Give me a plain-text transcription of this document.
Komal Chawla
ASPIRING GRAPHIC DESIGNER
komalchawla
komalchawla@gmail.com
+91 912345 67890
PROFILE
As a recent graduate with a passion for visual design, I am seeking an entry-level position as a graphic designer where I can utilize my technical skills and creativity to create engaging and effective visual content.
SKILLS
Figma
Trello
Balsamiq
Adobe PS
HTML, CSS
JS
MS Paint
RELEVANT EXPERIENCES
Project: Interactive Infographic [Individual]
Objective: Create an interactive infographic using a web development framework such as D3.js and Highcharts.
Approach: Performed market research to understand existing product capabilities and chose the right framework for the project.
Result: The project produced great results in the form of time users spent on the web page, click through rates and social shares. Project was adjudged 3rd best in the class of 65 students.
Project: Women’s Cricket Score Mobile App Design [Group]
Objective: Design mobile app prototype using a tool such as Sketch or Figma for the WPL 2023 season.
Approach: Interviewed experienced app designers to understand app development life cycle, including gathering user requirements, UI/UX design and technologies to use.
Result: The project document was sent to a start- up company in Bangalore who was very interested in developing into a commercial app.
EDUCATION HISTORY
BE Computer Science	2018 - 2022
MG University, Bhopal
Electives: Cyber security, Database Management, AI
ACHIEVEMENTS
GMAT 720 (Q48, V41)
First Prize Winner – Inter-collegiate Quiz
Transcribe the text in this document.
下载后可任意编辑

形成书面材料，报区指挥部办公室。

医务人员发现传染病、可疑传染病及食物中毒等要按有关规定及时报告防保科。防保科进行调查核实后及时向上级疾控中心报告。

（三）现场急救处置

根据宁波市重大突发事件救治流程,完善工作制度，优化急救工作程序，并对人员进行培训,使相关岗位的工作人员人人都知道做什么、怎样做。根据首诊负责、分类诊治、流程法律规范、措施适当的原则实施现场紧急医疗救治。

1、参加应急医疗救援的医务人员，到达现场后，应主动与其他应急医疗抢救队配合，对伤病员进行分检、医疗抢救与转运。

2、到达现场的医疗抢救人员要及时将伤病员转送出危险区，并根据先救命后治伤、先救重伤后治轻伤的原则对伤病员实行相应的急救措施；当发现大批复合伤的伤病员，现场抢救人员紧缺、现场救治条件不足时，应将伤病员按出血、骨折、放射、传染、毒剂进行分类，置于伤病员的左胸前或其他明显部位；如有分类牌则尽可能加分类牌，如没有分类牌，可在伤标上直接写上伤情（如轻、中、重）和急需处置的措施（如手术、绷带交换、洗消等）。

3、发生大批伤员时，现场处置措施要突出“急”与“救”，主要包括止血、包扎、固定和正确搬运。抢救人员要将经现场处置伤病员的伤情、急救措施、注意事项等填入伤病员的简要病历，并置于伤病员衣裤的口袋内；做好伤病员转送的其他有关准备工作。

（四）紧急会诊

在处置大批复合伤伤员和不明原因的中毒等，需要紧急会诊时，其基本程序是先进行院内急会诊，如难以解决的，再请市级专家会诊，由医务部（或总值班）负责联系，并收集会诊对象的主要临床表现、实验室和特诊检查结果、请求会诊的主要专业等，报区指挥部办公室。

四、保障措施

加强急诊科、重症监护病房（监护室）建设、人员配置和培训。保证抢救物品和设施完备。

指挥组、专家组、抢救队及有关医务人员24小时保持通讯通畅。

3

______

### WHAT YOU SHOULD DO
Give back exactly the lines that run from the line with "Transcribe the text in this document." through the close of the material, counting both ends, and nothing more.

### EXERCISE RESPONSE
Transcribe the text in this document.
下载后可任意编辑

形成书面材料，报区指挥部办公室。

医务人员发现传染病、可疑传染病及食物中毒等要按有关规定及时报告防保科。防保科进行调查核实后及时向上级疾控中心报告。

（三）现场急救处置

根据宁波市重大突发事件救治流程,完善工作制度，优化急救工作程序，并对人员进行培训,使相关岗位的工作人员人人都知道做什么、怎样做。根据首诊负责、分类诊治、流程法律规范、措施适当的原则实施现场紧急医疗救治。

1、参加应急医疗救援的医务人员，到达现场后，应主动与其他应急医疗抢救队配合，对伤病员进行分检、医疗抢救与转运。

2、到达现场的医疗抢救人员要及时将伤病员转送出危险区，并根据先救命后治伤、先救重伤后治轻伤的原则对伤病员实行相应的急救措施；当发现大批复合伤的伤病员，现场抢救人员紧缺、现场救治条件不足时，应将伤病员按出血、骨折、放射、传染、毒剂进行分类，置于伤病员的左胸前或其他明显部位；如有分类牌则尽可能加分类牌，如没有分类牌，可在伤标上直接写上伤情（如轻、中、重）和急需处置的措施（如手术、绷带交换、洗消等）。

3、发生大批伤员时，现场处置措施要突出“急”与“救”，主要包括止血、包扎、固定和正确搬运。抢救人员要将经现场处置伤病员的伤情、急救措施、注意事项等填入伤病员的简要病历，并置于伤病员衣裤的口袋内；做好伤病员转送的其他有关准备工作。

（四）紧急会诊

在处置大批复合伤伤员和不明原因的中毒等，需要紧急会诊时，其基本程序是先进行院内急会诊，如难以解决的，再请市级专家会诊，由医务部（或总值班）负责联系，并收集会诊对象的主要临床表现、实验室和特诊检查结果、请求会诊的主要专业等，报区指挥部办公室。

四、保障措施

加强急诊科、重症监护病房（监护室）建设、人员配置和培训。保证抢救物品和设施完备。

指挥组、专家组、抢救队及有关医务人员24小时保持通讯通畅。

3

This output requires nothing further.